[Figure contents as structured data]
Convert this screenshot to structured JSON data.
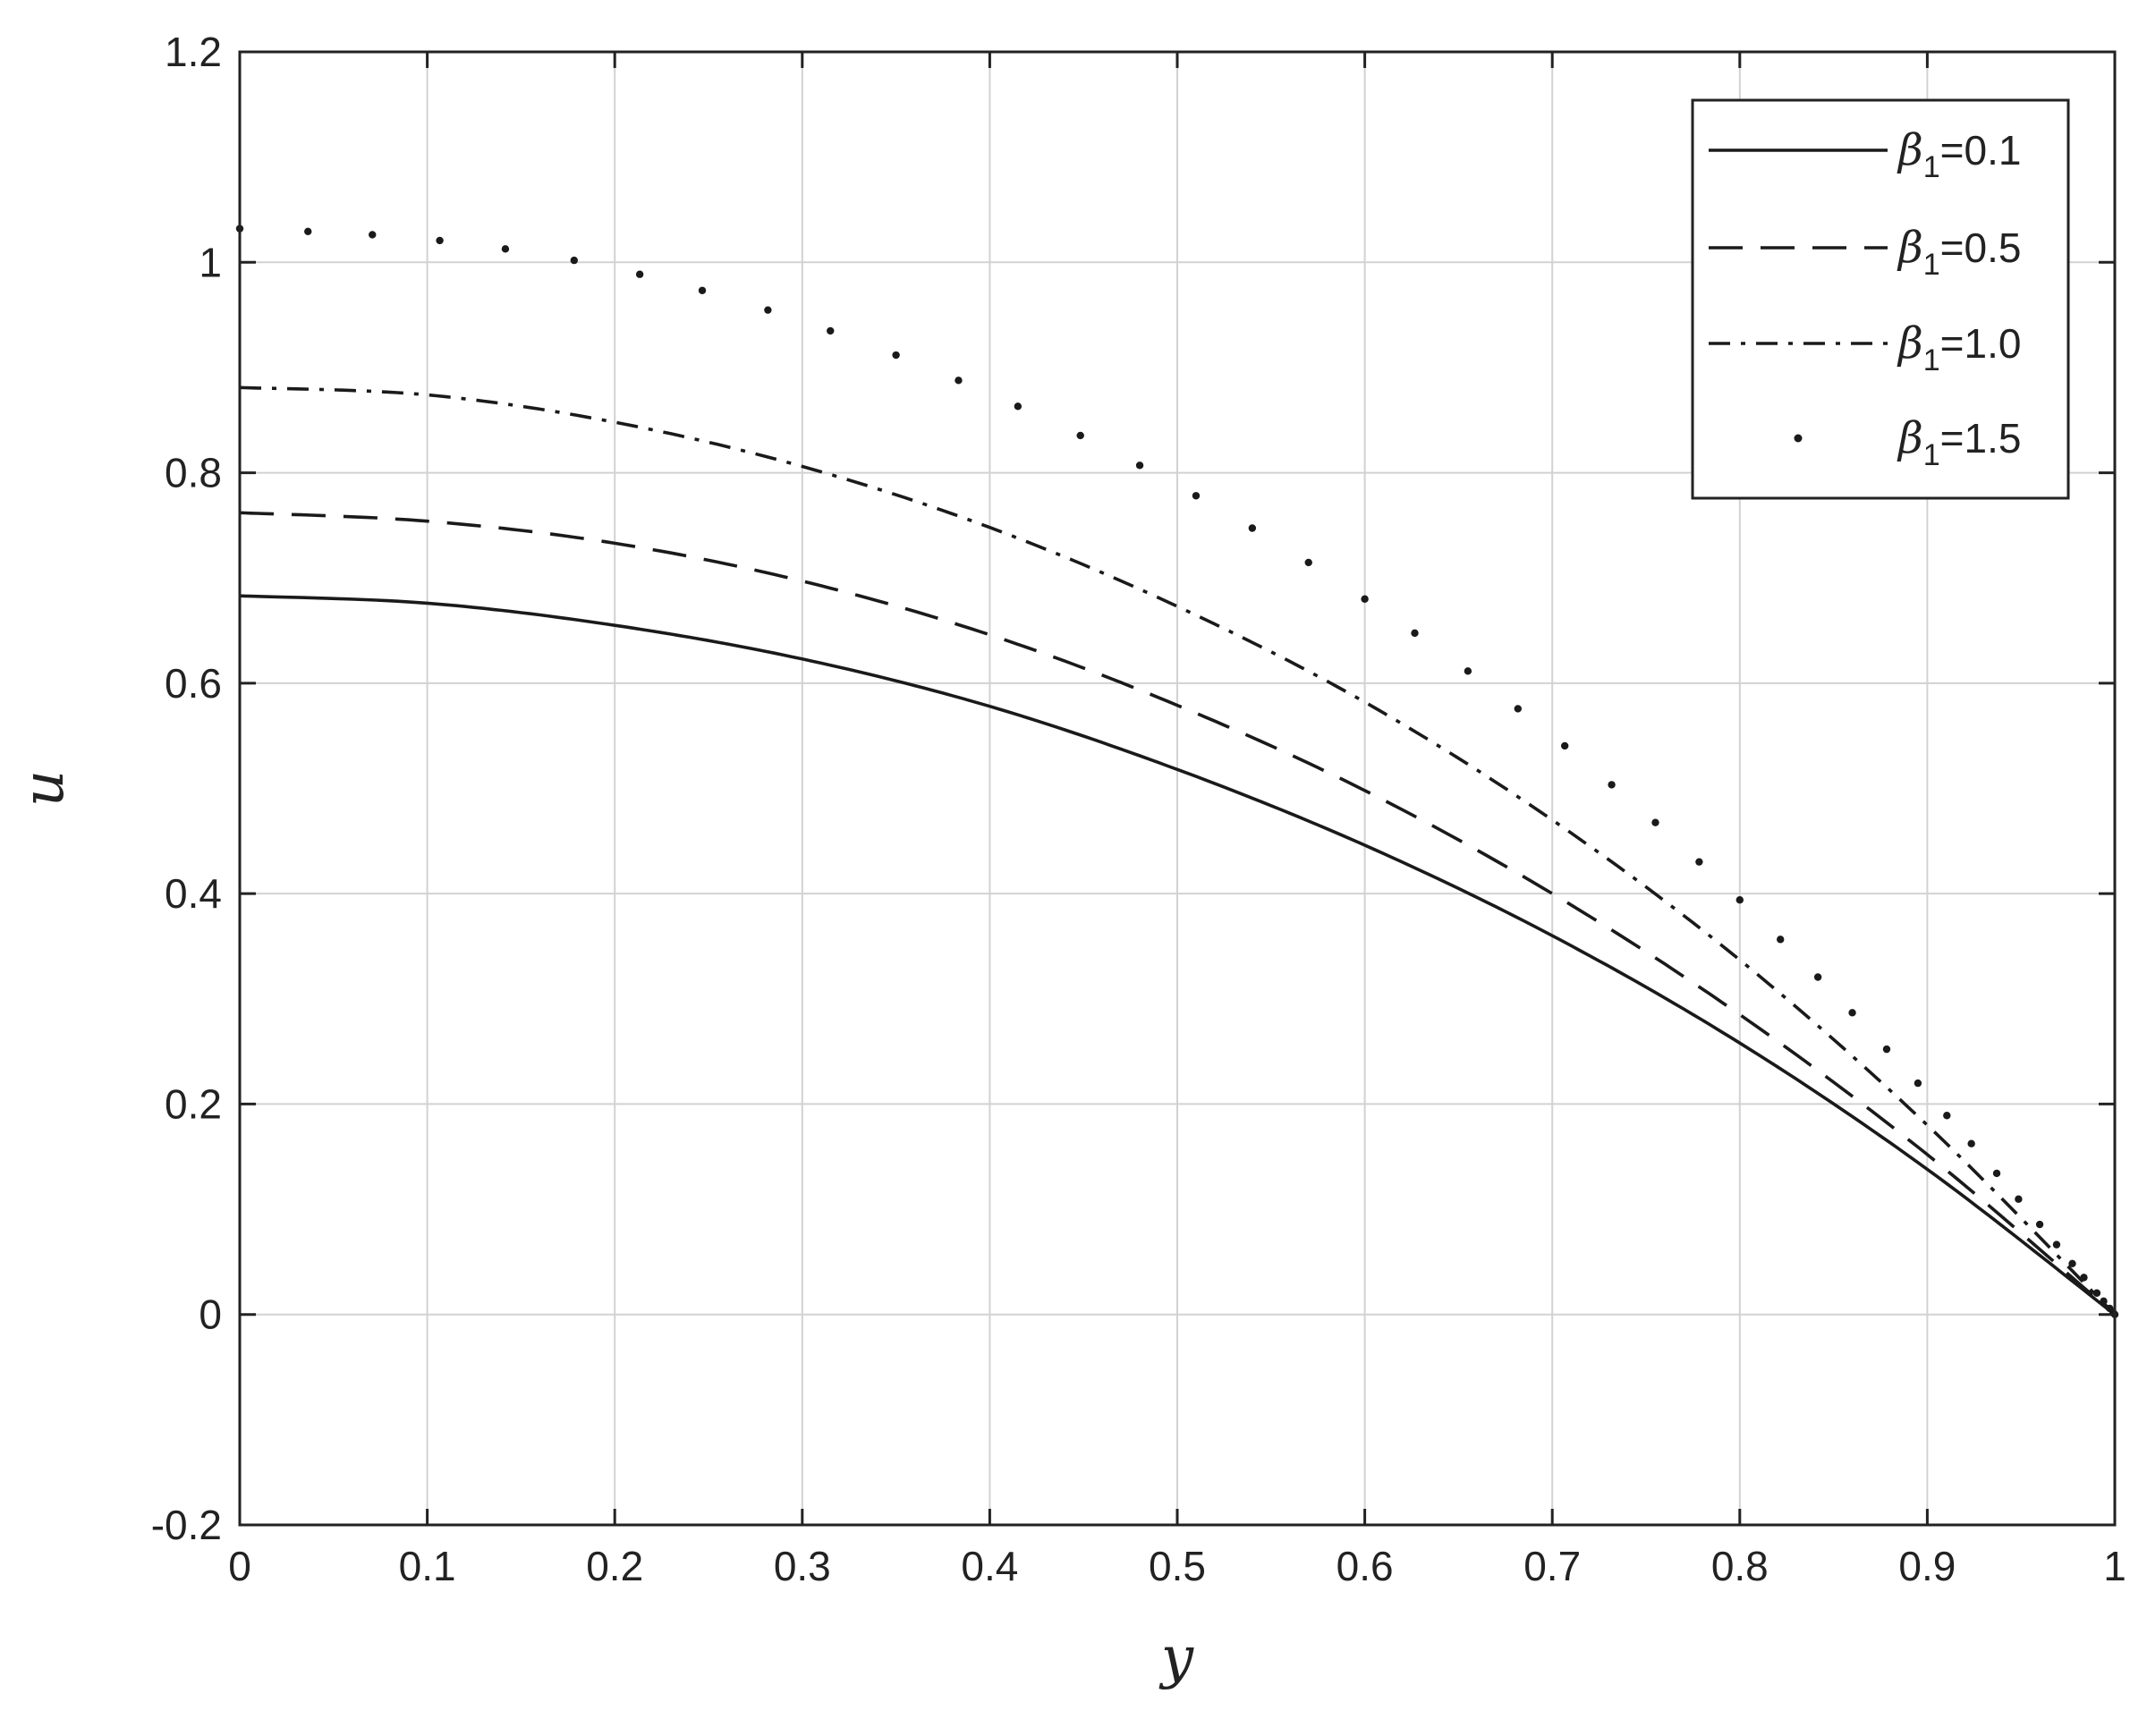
{
  "chart_data": {
    "type": "line",
    "title": "",
    "xlabel": "y",
    "ylabel": "u",
    "xlim": [
      0,
      1
    ],
    "ylim": [
      -0.2,
      1.2
    ],
    "x_ticks": [
      "0",
      "0.1",
      "0.2",
      "0.3",
      "0.4",
      "0.5",
      "0.6",
      "0.7",
      "0.8",
      "0.9",
      "1"
    ],
    "y_ticks": [
      "-0.2",
      "0",
      "0.2",
      "0.4",
      "0.6",
      "0.8",
      "1",
      "1.2"
    ],
    "grid": true,
    "legend_position": "top-right",
    "x": [
      0,
      0.1,
      0.2,
      0.3,
      0.4,
      0.5,
      0.6,
      0.7,
      0.8,
      0.9,
      1.0
    ],
    "series": [
      {
        "name": "β1=0.1",
        "legend_symbol": "β",
        "legend_subscript": "1",
        "legend_value": "=0.1",
        "style": "solid",
        "values": [
          0.683,
          0.676,
          0.655,
          0.623,
          0.578,
          0.518,
          0.446,
          0.36,
          0.258,
          0.138,
          0.0
        ]
      },
      {
        "name": "β1=0.5",
        "legend_symbol": "β",
        "legend_subscript": "1",
        "legend_value": "=0.5",
        "style": "dashed",
        "values": [
          0.762,
          0.754,
          0.733,
          0.697,
          0.646,
          0.579,
          0.498,
          0.4,
          0.285,
          0.152,
          0.0
        ]
      },
      {
        "name": "β1=1.0",
        "legend_symbol": "β",
        "legend_subscript": "1",
        "legend_value": "=1.0",
        "style": "dashdot",
        "values": [
          0.881,
          0.874,
          0.848,
          0.806,
          0.748,
          0.673,
          0.582,
          0.47,
          0.337,
          0.18,
          0.0
        ]
      },
      {
        "name": "β1=1.5",
        "legend_symbol": "β",
        "legend_subscript": "1",
        "legend_value": "=1.5",
        "style": "dotted",
        "values": [
          1.032,
          1.022,
          0.994,
          0.944,
          0.875,
          0.788,
          0.68,
          0.55,
          0.394,
          0.21,
          0.0
        ]
      }
    ]
  },
  "colors": {
    "line": "#1a1a1a",
    "grid": "#d2d2d2",
    "axis": "#222222",
    "background": "#ffffff"
  }
}
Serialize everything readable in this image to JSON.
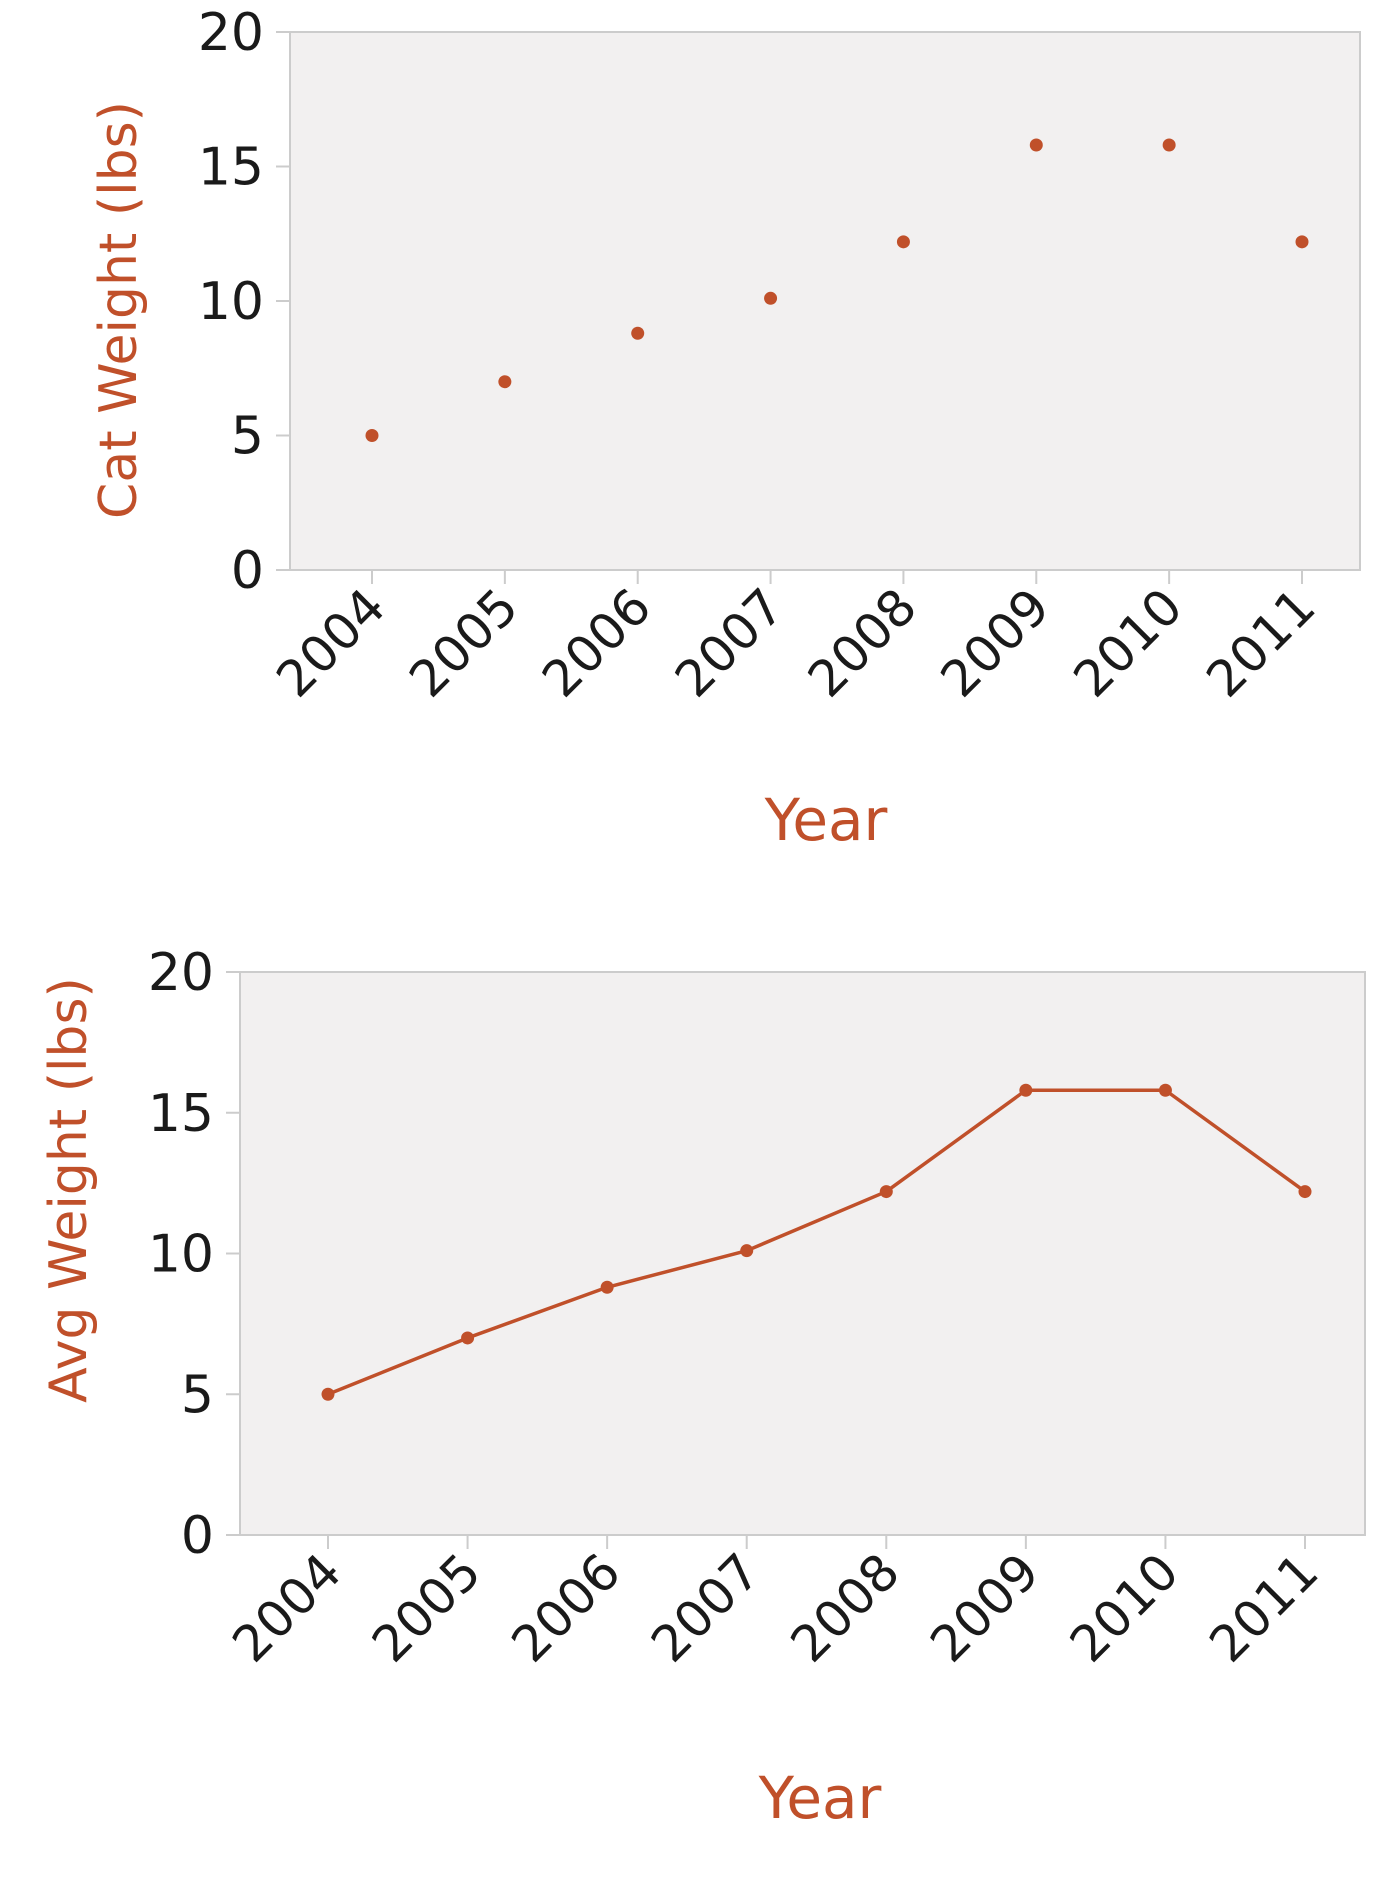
{
  "colors": {
    "accent": "#c0502a",
    "plot_background": "#f2f0f0",
    "axis": "#cccccc",
    "tick_label": "#1a1a1a"
  },
  "chart_data": [
    {
      "type": "scatter",
      "xlabel": "Year",
      "ylabel": "Cat Weight (lbs)",
      "x": [
        "2004",
        "2005",
        "2006",
        "2007",
        "2008",
        "2009",
        "2010",
        "2011"
      ],
      "values": [
        5,
        7,
        8.8,
        10.1,
        12.2,
        15.8,
        15.8,
        12.2
      ],
      "ylim": [
        0,
        20
      ],
      "yticks": [
        0,
        5,
        10,
        15,
        20
      ],
      "grid": false,
      "legend": false
    },
    {
      "type": "line",
      "xlabel": "Year",
      "ylabel": "Avg Weight (lbs)",
      "x": [
        "2004",
        "2005",
        "2006",
        "2007",
        "2008",
        "2009",
        "2010",
        "2011"
      ],
      "values": [
        5,
        7,
        8.8,
        10.1,
        12.2,
        15.8,
        15.8,
        12.2
      ],
      "ylim": [
        0,
        20
      ],
      "yticks": [
        0,
        5,
        10,
        15,
        20
      ],
      "grid": false,
      "legend": false
    }
  ]
}
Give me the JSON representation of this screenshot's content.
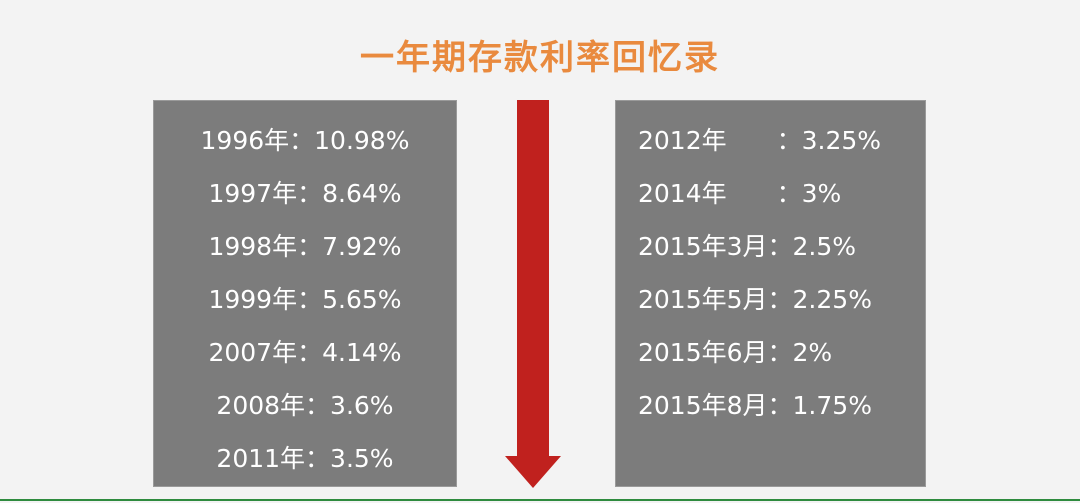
{
  "title": "一年期存款利率回忆录",
  "left_list": [
    "1996年：10.98%",
    "1997年：8.64%",
    "1998年：7.92%",
    "1999年：5.65%",
    "2007年：4.14%",
    "2008年：3.6%",
    "2011年：3.5%"
  ],
  "right_list": [
    "2012年　　：3.25%",
    "2014年　　：3%",
    "2015年3月：2.5%",
    "2015年5月：2.25%",
    "2015年6月：2%",
    "2015年8月：1.75%"
  ]
}
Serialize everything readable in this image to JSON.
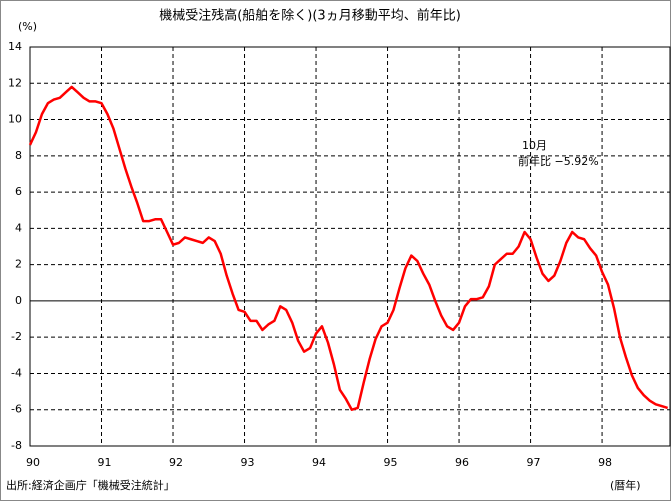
{
  "chart_data": {
    "type": "line",
    "title": "機械受注残高(船舶を除く)(3ヵ月移動平均、前年比)",
    "y_unit_label": "(%)",
    "x_unit_label": "(暦年)",
    "source": "出所:経済企画庁「機械受注統計」",
    "annotation": [
      "10月",
      "前年比 −5.92%"
    ],
    "xlim": [
      90,
      98.95
    ],
    "xticks": [
      90,
      91,
      92,
      93,
      94,
      95,
      96,
      97,
      98
    ],
    "ylim": [
      -8,
      14
    ],
    "yticks": [
      -8,
      -6,
      -4,
      -2,
      0,
      2,
      4,
      6,
      8,
      10,
      12,
      14
    ],
    "grid": true,
    "series": [
      {
        "name": "前年比",
        "color": "#ff0000",
        "x": [
          90,
          90.083,
          90.167,
          90.25,
          90.333,
          90.417,
          90.5,
          90.583,
          90.667,
          90.75,
          90.833,
          90.917,
          91,
          91.083,
          91.167,
          91.25,
          91.333,
          91.417,
          91.5,
          91.583,
          91.667,
          91.75,
          91.833,
          91.917,
          92,
          92.083,
          92.167,
          92.25,
          92.333,
          92.417,
          92.5,
          92.583,
          92.667,
          92.75,
          92.833,
          92.917,
          93,
          93.083,
          93.167,
          93.25,
          93.333,
          93.417,
          93.5,
          93.583,
          93.667,
          93.75,
          93.833,
          93.917,
          94,
          94.083,
          94.167,
          94.25,
          94.333,
          94.417,
          94.5,
          94.583,
          94.667,
          94.75,
          94.833,
          94.917,
          95,
          95.083,
          95.167,
          95.25,
          95.333,
          95.417,
          95.5,
          95.583,
          95.667,
          95.75,
          95.833,
          95.917,
          96,
          96.083,
          96.167,
          96.25,
          96.333,
          96.417,
          96.5,
          96.583,
          96.667,
          96.75,
          96.833,
          96.917,
          97,
          97.083,
          97.167,
          97.25,
          97.333,
          97.417,
          97.5,
          97.583,
          97.667,
          97.75,
          97.833,
          97.917,
          98,
          98.083,
          98.167,
          98.25,
          98.333,
          98.417,
          98.5,
          98.583,
          98.667,
          98.75,
          98.833,
          98.917
        ],
        "values": [
          8.6,
          9.3,
          10.3,
          10.9,
          11.1,
          11.2,
          11.5,
          11.8,
          11.5,
          11.2,
          11.0,
          11.0,
          10.9,
          10.3,
          9.5,
          8.4,
          7.3,
          6.3,
          5.4,
          4.4,
          4.4,
          4.5,
          4.5,
          3.8,
          3.1,
          3.2,
          3.5,
          3.4,
          3.3,
          3.2,
          3.5,
          3.3,
          2.6,
          1.4,
          0.4,
          -0.5,
          -0.6,
          -1.1,
          -1.1,
          -1.6,
          -1.3,
          -1.1,
          -0.3,
          -0.5,
          -1.2,
          -2.2,
          -2.8,
          -2.6,
          -1.8,
          -1.4,
          -2.3,
          -3.5,
          -4.9,
          -5.4,
          -6.0,
          -5.9,
          -4.5,
          -3.2,
          -2.1,
          -1.4,
          -1.2,
          -0.5,
          0.7,
          1.8,
          2.5,
          2.2,
          1.5,
          0.9,
          0.0,
          -0.8,
          -1.4,
          -1.6,
          -1.2,
          -0.3,
          0.1,
          0.1,
          0.2,
          0.8,
          2.0,
          2.3,
          2.6,
          2.6,
          3.0,
          3.8,
          3.4,
          2.4,
          1.5,
          1.1,
          1.4,
          2.2,
          3.2,
          3.8,
          3.5,
          3.4,
          2.9,
          2.5,
          1.6,
          0.9,
          -0.4,
          -2.0,
          -3.1,
          -4.1,
          -4.8,
          -5.2,
          -5.5,
          -5.7,
          -5.8,
          -5.9
        ]
      }
    ]
  }
}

● Directions: Reply with one number only: the count of lines in the entries that contain "screenshot".

● Expected answer: 2